**EXERCISE BRIEF**
Among the entries below, find the lines with "data" and copy them.

=== LISTED RECORDS ===

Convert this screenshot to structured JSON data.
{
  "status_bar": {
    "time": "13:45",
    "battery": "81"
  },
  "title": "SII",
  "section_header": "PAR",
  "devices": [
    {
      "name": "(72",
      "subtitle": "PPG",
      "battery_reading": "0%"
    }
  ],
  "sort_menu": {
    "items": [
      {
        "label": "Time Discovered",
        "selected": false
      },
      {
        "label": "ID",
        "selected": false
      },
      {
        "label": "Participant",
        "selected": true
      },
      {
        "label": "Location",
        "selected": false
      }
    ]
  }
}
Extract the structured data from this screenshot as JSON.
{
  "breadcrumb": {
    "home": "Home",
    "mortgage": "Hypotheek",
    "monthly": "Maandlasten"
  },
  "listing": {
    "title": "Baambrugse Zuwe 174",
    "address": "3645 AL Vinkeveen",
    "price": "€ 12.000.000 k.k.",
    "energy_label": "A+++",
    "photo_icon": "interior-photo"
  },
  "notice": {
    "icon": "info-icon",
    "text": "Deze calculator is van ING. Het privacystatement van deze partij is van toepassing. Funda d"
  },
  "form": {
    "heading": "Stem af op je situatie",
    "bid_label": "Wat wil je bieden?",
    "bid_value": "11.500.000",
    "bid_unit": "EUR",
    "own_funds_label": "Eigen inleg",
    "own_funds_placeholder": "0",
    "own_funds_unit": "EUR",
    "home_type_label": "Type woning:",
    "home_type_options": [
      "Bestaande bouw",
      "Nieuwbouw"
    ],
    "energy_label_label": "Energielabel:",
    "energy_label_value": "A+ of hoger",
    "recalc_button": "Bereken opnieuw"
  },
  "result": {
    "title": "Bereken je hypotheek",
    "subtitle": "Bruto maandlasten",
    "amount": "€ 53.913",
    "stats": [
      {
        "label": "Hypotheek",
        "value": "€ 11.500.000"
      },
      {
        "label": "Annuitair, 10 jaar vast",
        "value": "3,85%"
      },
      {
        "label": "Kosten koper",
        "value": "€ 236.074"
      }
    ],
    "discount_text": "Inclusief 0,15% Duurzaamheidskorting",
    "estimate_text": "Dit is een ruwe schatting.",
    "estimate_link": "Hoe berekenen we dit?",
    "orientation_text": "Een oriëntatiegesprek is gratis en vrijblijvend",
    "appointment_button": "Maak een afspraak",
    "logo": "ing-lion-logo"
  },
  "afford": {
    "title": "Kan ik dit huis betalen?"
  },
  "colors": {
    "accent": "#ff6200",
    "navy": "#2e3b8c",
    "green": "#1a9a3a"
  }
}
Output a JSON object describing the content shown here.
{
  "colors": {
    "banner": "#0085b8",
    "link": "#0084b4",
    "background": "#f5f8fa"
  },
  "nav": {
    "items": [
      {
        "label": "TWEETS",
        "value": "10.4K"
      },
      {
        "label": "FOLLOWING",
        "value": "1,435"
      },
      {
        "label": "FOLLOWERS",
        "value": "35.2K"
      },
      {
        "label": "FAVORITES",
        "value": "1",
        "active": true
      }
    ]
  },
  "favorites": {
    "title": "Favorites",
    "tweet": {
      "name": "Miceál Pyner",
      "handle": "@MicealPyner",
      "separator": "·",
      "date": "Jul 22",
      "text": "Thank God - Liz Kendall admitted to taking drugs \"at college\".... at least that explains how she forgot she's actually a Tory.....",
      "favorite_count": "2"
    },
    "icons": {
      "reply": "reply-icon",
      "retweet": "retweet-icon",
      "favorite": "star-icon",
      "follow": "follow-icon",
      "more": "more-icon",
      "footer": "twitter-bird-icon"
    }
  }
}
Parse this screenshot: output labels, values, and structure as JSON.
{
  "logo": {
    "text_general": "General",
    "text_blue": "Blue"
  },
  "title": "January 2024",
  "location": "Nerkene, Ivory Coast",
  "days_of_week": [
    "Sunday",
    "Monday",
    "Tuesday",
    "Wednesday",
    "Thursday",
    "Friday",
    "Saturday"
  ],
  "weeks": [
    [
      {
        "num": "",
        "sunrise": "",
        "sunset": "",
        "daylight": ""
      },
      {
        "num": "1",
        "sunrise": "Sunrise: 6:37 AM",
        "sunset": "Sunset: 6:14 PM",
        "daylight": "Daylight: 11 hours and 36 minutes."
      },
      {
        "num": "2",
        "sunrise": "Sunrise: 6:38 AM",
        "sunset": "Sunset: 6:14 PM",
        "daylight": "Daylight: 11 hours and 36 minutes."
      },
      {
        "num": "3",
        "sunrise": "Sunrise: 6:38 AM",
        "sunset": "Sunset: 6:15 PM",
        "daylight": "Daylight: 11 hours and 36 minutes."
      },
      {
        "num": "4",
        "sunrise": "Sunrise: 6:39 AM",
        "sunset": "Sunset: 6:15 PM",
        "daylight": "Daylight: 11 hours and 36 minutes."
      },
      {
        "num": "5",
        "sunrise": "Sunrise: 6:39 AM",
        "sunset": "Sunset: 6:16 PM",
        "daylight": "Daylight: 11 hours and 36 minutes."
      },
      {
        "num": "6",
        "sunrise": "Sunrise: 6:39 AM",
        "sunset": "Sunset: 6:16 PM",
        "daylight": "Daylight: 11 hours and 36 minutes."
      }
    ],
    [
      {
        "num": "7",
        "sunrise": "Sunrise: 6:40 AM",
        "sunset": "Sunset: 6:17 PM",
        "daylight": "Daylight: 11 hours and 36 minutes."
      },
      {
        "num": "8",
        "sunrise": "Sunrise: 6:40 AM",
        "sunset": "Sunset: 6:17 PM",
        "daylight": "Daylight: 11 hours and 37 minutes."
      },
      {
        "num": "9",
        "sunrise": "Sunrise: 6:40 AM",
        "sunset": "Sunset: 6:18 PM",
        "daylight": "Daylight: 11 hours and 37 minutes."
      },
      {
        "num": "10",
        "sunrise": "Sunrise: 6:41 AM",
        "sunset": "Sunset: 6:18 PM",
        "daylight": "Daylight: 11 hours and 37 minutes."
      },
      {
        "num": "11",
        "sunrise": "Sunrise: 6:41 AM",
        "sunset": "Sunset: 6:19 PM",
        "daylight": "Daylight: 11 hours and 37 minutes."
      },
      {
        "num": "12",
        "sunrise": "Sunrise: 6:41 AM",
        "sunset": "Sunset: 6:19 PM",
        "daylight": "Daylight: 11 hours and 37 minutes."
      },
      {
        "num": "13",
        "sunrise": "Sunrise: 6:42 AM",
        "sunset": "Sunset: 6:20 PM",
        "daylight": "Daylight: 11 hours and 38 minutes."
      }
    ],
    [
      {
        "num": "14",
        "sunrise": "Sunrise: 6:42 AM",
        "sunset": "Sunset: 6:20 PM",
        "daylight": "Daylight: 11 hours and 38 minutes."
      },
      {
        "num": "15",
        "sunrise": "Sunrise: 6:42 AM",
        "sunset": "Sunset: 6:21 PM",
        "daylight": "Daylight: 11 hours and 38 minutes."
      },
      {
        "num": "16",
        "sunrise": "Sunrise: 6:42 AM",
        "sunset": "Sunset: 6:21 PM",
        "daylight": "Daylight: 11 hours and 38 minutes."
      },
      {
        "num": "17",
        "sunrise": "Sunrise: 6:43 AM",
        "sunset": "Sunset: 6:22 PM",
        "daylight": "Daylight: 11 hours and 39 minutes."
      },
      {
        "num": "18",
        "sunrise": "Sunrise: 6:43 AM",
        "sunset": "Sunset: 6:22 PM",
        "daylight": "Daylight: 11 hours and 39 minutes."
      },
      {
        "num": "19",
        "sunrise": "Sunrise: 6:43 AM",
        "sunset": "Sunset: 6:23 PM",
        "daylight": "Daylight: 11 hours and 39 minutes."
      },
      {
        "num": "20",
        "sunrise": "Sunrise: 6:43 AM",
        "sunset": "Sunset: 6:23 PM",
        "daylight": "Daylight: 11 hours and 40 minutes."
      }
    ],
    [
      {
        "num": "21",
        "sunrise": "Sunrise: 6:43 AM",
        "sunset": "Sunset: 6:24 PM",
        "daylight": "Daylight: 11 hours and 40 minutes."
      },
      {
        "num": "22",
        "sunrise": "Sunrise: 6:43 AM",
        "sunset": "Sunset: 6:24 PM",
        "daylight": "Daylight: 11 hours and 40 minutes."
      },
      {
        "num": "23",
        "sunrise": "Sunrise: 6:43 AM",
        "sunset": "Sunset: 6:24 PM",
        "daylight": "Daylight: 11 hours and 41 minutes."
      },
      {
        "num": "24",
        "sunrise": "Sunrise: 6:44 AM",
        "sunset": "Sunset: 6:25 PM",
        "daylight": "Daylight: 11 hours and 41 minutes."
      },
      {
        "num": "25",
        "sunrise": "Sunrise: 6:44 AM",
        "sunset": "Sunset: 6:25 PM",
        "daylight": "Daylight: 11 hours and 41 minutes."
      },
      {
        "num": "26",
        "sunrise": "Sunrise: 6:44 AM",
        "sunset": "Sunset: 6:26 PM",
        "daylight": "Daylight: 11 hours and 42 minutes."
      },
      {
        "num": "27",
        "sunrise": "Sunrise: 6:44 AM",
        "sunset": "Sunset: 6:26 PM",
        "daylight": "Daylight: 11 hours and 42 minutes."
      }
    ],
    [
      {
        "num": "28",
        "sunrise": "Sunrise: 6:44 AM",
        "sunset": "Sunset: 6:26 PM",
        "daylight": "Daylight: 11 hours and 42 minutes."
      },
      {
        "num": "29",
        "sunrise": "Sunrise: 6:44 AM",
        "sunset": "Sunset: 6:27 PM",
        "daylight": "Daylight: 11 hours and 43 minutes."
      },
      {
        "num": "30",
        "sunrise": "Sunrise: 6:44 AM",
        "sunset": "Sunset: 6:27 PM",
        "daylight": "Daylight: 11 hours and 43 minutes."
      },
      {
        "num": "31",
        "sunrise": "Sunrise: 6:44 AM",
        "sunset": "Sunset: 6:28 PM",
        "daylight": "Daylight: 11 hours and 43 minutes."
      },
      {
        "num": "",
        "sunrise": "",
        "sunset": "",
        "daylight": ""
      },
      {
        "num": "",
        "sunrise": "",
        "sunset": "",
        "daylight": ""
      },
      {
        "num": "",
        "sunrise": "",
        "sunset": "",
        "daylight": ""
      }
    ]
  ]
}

===

**RESPONSE**
Convert this screenshot to structured JSON data.
Extract the structured data from this screenshot as JSON.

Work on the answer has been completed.